(Saved entries)
======
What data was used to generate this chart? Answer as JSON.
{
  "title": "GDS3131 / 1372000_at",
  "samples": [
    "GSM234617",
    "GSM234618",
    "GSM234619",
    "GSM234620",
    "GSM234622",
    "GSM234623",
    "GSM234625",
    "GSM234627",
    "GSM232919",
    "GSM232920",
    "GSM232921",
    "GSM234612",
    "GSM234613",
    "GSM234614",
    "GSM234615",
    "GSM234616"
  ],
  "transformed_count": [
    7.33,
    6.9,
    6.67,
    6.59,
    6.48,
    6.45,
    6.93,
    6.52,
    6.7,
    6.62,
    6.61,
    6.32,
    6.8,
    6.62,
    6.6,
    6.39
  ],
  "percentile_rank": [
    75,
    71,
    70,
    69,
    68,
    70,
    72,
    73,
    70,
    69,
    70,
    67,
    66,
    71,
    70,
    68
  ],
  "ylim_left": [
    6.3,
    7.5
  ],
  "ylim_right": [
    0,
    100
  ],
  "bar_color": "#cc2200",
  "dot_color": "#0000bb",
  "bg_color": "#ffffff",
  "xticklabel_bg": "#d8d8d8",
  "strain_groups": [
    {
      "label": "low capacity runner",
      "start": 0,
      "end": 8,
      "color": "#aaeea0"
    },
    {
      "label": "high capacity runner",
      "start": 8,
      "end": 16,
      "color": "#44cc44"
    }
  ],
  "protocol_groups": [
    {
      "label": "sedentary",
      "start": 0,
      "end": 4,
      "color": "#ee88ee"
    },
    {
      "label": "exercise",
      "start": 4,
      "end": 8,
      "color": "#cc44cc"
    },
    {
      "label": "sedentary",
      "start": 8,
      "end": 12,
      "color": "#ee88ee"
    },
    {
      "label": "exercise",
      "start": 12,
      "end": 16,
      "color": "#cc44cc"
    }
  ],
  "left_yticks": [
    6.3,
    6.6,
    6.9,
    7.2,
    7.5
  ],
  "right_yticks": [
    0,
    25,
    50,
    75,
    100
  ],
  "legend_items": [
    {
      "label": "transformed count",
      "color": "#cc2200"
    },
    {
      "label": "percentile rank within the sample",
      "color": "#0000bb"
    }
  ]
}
======
Restate each of the entries above verbatim.

| Right answer |
What data was used to generate this chart? Answer as JSON.
{
  "title": "GDS3131 / 1372000_at",
  "samples": [
    "GSM234617",
    "GSM234618",
    "GSM234619",
    "GSM234620",
    "GSM234622",
    "GSM234623",
    "GSM234625",
    "GSM234627",
    "GSM232919",
    "GSM232920",
    "GSM232921",
    "GSM234612",
    "GSM234613",
    "GSM234614",
    "GSM234615",
    "GSM234616"
  ],
  "transformed_count": [
    7.33,
    6.9,
    6.67,
    6.59,
    6.48,
    6.45,
    6.93,
    6.52,
    6.7,
    6.62,
    6.61,
    6.32,
    6.8,
    6.62,
    6.6,
    6.39
  ],
  "percentile_rank": [
    75,
    71,
    70,
    69,
    68,
    70,
    72,
    73,
    70,
    69,
    70,
    67,
    66,
    71,
    70,
    68
  ],
  "ylim_left": [
    6.3,
    7.5
  ],
  "ylim_right": [
    0,
    100
  ],
  "bar_color": "#cc2200",
  "dot_color": "#0000bb",
  "bg_color": "#ffffff",
  "xticklabel_bg": "#d8d8d8",
  "strain_groups": [
    {
      "label": "low capacity runner",
      "start": 0,
      "end": 8,
      "color": "#aaeea0"
    },
    {
      "label": "high capacity runner",
      "start": 8,
      "end": 16,
      "color": "#44cc44"
    }
  ],
  "protocol_groups": [
    {
      "label": "sedentary",
      "start": 0,
      "end": 4,
      "color": "#ee88ee"
    },
    {
      "label": "exercise",
      "start": 4,
      "end": 8,
      "color": "#cc44cc"
    },
    {
      "label": "sedentary",
      "start": 8,
      "end": 12,
      "color": "#ee88ee"
    },
    {
      "label": "exercise",
      "start": 12,
      "end": 16,
      "color": "#cc44cc"
    }
  ],
  "left_yticks": [
    6.3,
    6.6,
    6.9,
    7.2,
    7.5
  ],
  "right_yticks": [
    0,
    25,
    50,
    75,
    100
  ],
  "legend_items": [
    {
      "label": "transformed count",
      "color": "#cc2200"
    },
    {
      "label": "percentile rank within the sample",
      "color": "#0000bb"
    }
  ]
}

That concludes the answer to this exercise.